- Given problem:
Sift the listing for lines that hold the string "поле" and pull them out.

- Extracted records:

• • • • •

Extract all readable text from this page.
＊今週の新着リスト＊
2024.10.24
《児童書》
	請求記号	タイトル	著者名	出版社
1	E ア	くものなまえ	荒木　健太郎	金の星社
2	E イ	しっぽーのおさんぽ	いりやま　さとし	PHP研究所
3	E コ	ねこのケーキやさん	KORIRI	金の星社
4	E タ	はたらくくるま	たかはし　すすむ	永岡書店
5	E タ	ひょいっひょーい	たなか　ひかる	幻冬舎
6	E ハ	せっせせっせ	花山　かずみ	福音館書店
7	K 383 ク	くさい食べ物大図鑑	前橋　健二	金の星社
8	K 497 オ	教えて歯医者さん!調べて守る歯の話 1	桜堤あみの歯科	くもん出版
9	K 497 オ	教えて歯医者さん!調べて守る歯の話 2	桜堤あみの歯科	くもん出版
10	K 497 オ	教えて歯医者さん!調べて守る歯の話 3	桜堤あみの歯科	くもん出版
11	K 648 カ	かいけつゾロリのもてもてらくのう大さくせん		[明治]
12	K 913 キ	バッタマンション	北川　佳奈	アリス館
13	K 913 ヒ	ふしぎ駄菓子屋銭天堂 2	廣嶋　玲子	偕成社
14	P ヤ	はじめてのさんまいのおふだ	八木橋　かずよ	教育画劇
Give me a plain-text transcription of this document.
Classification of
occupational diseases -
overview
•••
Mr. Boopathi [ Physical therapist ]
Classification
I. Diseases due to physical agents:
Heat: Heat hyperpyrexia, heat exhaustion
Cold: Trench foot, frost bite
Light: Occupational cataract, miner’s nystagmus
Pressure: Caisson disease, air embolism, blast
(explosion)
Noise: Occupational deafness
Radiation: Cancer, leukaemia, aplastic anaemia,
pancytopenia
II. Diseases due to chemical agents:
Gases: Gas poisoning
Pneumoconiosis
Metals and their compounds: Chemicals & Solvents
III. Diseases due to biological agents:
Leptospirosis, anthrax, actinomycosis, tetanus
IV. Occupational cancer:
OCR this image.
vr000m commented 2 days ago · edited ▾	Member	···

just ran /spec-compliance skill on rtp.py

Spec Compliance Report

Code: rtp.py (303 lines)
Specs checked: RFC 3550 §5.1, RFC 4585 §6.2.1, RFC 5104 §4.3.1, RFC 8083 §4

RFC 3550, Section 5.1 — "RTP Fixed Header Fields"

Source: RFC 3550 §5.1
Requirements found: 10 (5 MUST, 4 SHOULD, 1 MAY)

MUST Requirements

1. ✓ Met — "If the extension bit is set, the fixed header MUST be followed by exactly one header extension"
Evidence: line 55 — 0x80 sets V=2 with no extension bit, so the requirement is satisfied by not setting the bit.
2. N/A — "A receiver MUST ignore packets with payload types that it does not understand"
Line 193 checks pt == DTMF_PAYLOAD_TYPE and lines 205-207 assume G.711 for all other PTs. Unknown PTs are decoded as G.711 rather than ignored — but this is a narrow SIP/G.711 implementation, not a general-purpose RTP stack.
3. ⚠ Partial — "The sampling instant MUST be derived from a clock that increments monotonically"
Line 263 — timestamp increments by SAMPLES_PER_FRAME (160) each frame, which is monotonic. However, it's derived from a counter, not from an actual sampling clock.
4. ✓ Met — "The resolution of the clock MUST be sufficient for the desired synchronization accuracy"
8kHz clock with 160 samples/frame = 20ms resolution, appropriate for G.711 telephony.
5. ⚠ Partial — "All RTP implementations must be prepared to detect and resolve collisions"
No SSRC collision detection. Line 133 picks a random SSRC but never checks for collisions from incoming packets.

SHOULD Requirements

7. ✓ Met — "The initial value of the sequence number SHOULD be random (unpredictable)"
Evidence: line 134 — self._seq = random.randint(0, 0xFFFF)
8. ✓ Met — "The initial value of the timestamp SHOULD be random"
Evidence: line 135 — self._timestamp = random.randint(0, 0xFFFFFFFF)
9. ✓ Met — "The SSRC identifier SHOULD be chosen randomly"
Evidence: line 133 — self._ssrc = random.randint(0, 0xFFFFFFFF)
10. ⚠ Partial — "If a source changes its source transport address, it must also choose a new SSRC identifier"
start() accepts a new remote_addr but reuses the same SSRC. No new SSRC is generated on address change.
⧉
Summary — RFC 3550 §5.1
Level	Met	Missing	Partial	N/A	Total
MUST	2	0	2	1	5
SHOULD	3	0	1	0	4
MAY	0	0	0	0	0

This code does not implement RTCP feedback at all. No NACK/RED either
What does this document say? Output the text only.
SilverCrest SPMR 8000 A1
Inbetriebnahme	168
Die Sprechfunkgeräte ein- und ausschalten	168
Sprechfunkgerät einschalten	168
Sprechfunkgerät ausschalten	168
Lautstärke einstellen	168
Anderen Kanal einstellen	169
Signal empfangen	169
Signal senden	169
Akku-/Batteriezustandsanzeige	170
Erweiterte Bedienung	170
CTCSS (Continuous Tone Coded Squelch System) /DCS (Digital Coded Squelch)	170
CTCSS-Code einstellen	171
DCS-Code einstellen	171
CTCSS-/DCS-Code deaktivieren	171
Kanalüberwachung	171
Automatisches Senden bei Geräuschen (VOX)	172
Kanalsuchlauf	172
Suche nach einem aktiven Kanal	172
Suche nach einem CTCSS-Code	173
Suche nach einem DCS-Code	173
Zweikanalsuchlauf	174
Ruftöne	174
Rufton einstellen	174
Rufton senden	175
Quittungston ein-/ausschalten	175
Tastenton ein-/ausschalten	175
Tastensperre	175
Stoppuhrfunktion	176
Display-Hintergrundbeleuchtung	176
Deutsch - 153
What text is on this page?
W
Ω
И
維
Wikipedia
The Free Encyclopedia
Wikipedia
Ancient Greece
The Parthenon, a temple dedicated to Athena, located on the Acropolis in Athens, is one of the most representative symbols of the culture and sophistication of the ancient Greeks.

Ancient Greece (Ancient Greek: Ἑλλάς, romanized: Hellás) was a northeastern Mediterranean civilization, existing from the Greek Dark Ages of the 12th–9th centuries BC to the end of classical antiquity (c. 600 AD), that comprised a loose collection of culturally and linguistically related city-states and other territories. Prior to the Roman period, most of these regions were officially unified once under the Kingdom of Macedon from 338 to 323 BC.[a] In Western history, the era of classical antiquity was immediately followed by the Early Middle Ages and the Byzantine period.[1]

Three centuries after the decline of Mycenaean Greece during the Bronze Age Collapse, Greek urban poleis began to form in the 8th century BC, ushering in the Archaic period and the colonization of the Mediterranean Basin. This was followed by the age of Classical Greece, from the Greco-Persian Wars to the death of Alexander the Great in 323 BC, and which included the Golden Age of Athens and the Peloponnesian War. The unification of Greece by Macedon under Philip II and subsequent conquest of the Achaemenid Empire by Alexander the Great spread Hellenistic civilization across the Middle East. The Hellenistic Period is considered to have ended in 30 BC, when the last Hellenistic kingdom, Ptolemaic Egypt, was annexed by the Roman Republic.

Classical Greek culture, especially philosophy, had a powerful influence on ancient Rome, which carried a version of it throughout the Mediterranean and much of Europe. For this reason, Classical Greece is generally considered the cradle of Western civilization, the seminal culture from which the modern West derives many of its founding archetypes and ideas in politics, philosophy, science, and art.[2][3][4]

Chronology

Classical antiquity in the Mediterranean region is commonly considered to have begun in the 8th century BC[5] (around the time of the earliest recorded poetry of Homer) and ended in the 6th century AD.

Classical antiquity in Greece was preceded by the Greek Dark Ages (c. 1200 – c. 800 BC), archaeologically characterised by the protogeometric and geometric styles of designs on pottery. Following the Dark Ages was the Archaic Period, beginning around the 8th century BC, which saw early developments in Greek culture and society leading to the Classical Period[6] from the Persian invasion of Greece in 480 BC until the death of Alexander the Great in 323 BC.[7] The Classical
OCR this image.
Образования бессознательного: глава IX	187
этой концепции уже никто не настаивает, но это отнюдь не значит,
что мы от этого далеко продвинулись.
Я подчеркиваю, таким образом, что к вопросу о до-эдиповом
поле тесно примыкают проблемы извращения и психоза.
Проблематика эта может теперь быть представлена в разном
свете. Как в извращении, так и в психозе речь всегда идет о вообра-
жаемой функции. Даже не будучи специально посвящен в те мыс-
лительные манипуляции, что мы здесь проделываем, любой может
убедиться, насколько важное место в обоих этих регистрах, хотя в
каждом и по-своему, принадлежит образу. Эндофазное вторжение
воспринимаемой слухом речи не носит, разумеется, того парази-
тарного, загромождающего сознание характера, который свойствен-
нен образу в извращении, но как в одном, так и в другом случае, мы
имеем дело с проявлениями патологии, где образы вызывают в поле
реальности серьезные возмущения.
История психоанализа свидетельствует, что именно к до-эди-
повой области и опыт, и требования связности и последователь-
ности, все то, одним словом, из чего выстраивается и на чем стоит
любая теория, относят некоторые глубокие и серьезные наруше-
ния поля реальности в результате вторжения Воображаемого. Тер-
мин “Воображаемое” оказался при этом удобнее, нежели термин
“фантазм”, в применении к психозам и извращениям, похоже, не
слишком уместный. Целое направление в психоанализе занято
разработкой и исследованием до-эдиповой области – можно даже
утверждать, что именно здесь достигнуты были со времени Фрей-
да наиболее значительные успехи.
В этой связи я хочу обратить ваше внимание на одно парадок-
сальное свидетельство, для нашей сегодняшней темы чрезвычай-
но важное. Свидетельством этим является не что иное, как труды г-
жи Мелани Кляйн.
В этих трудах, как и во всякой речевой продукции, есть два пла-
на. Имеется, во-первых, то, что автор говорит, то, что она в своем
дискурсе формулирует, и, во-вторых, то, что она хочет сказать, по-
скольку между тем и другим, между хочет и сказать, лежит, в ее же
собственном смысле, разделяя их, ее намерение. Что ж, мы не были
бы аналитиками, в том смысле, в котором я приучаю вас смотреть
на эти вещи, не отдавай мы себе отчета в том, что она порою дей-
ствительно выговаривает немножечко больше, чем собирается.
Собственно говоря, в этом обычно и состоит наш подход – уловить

• • • • •

- Solution for this task:
поле тесно примыкают проблемы извращения и психоза.
имеем дело с проявлениями патологии, где образы вызывают в поле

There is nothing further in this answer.